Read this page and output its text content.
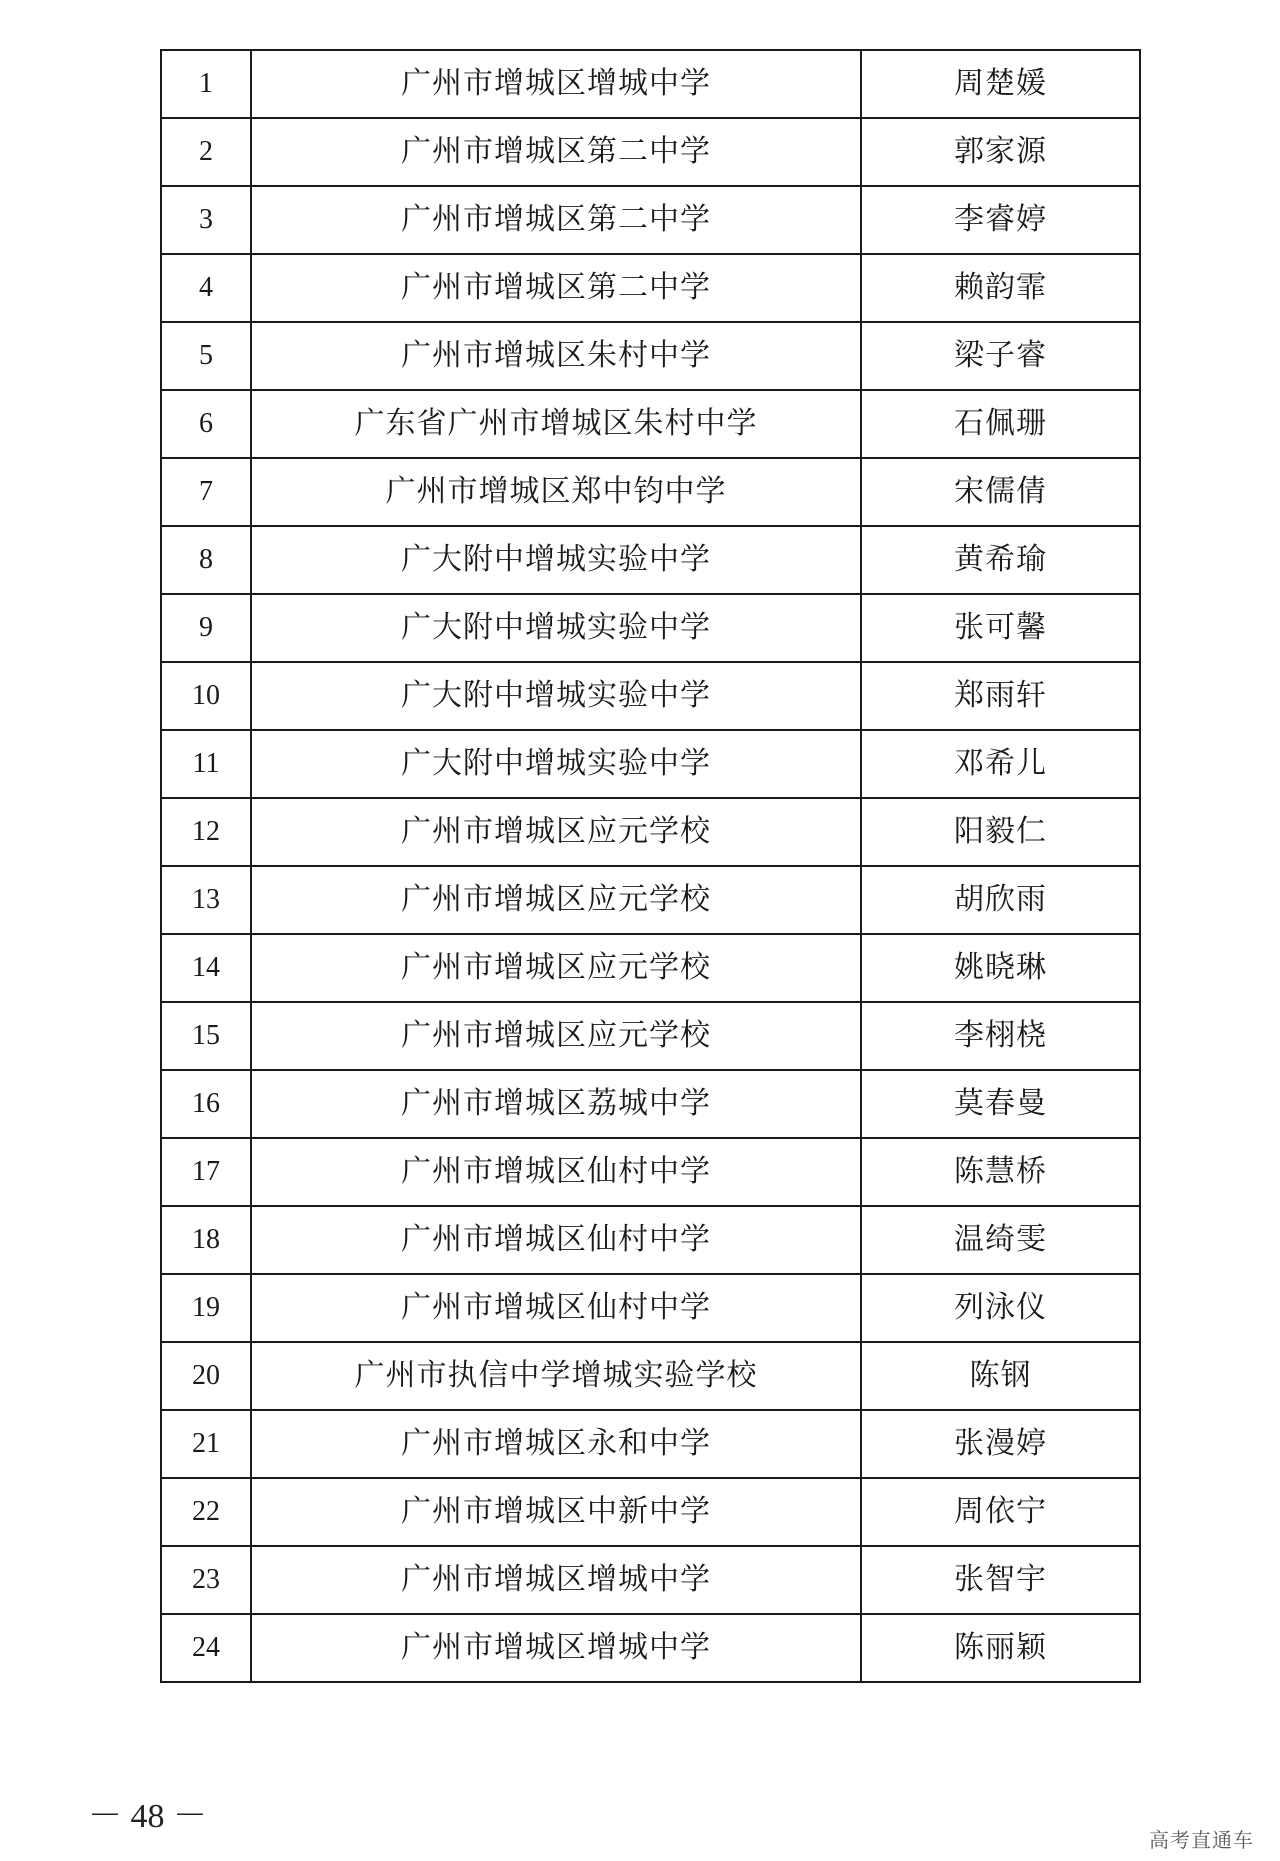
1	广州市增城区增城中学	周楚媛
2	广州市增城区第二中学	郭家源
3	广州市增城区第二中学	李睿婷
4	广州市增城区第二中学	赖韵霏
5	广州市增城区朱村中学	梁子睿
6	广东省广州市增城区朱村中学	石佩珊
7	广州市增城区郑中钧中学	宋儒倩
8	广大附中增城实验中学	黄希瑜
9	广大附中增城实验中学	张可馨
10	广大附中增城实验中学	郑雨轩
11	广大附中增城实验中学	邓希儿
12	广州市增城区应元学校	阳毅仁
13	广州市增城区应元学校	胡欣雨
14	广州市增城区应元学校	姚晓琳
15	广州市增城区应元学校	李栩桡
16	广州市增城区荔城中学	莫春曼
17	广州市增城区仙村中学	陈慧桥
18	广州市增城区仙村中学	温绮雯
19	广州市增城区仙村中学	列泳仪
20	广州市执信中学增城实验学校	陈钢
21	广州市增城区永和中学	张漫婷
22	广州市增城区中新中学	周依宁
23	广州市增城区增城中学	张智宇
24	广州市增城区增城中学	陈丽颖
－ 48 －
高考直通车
==
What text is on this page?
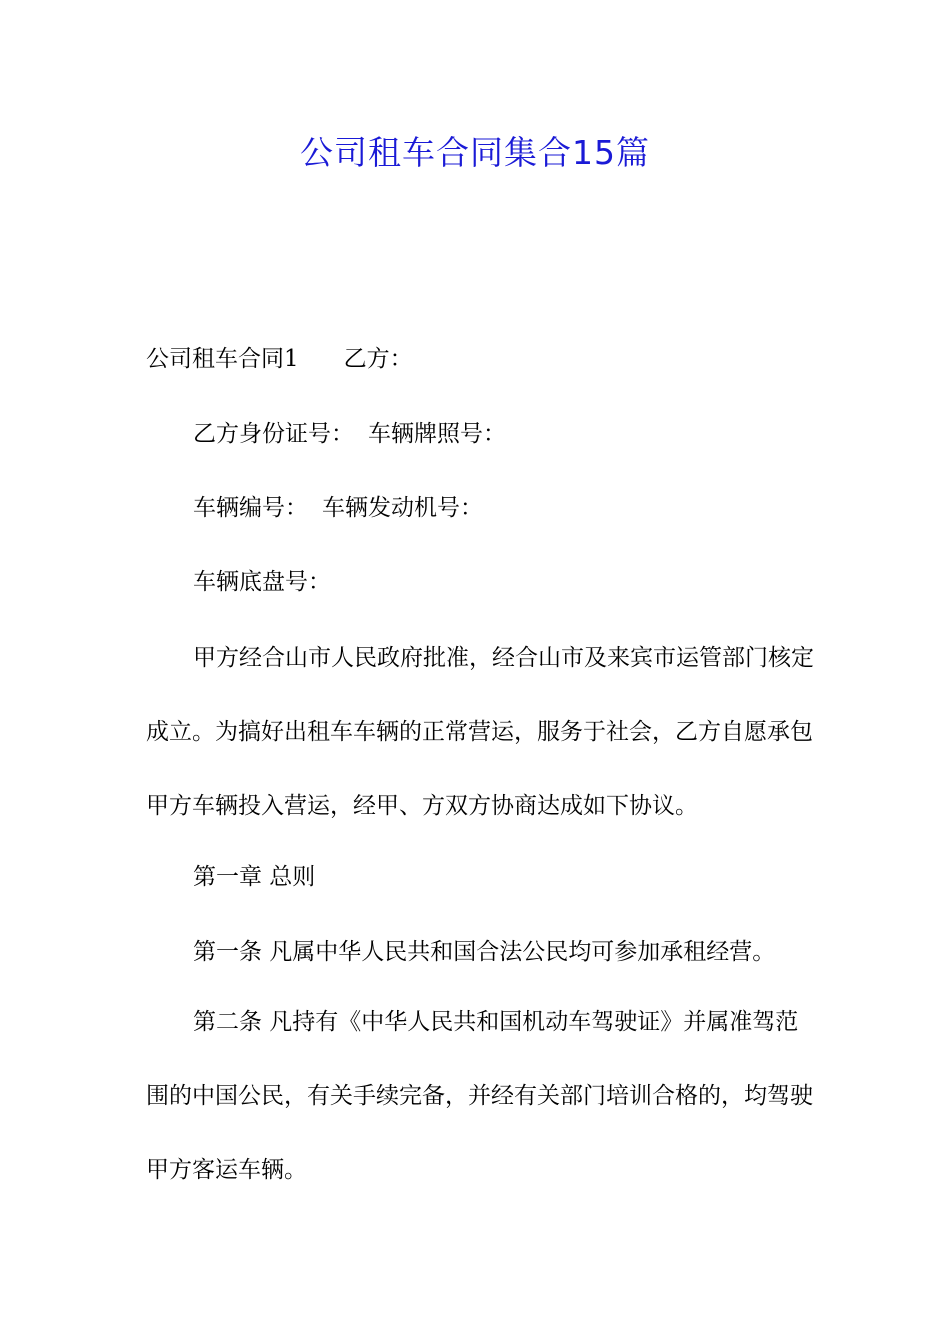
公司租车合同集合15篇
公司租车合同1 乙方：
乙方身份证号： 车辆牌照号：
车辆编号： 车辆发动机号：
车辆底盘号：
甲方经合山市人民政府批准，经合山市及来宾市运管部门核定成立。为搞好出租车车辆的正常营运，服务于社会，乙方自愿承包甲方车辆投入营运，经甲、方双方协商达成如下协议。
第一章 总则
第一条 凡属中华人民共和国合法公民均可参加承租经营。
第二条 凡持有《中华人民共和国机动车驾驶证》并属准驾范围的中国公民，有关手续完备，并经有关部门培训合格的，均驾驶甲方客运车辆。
* * *
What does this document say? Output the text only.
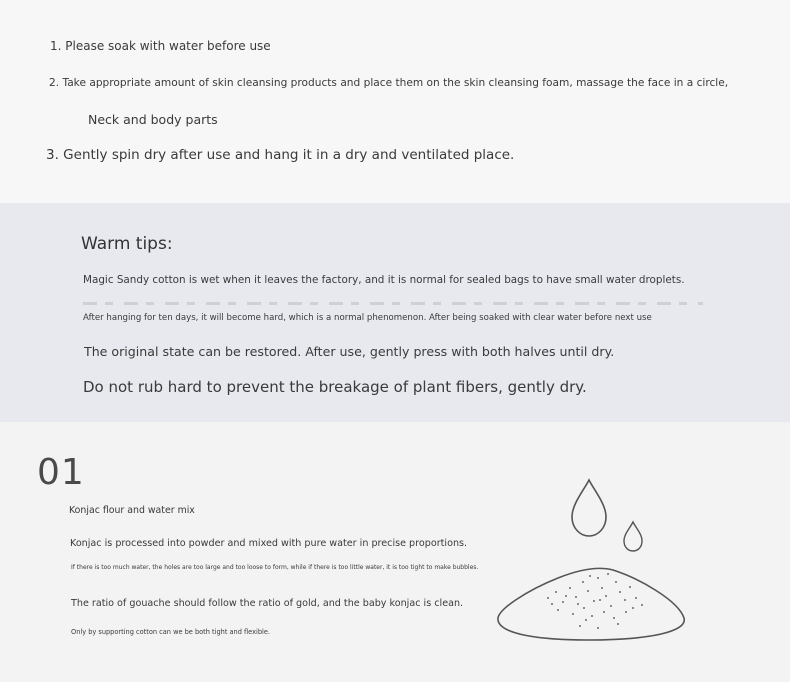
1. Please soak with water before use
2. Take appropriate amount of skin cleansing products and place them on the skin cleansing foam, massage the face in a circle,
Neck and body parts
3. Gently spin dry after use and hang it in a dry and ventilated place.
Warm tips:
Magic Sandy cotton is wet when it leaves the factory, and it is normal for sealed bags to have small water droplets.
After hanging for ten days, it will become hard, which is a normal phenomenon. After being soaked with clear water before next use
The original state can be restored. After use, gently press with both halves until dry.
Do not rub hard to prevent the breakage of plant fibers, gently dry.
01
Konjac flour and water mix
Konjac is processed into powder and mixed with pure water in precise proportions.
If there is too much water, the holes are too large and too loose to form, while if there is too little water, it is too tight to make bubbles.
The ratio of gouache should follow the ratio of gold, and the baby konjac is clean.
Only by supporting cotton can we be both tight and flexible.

◆ Short task ◆
Copy every single line of the material above that holds "both".

◆ Response to this exercise ◆
The original state can be restored. After use, gently press with both halves until dry.
Only by supporting cotton can we be both tight and flexible.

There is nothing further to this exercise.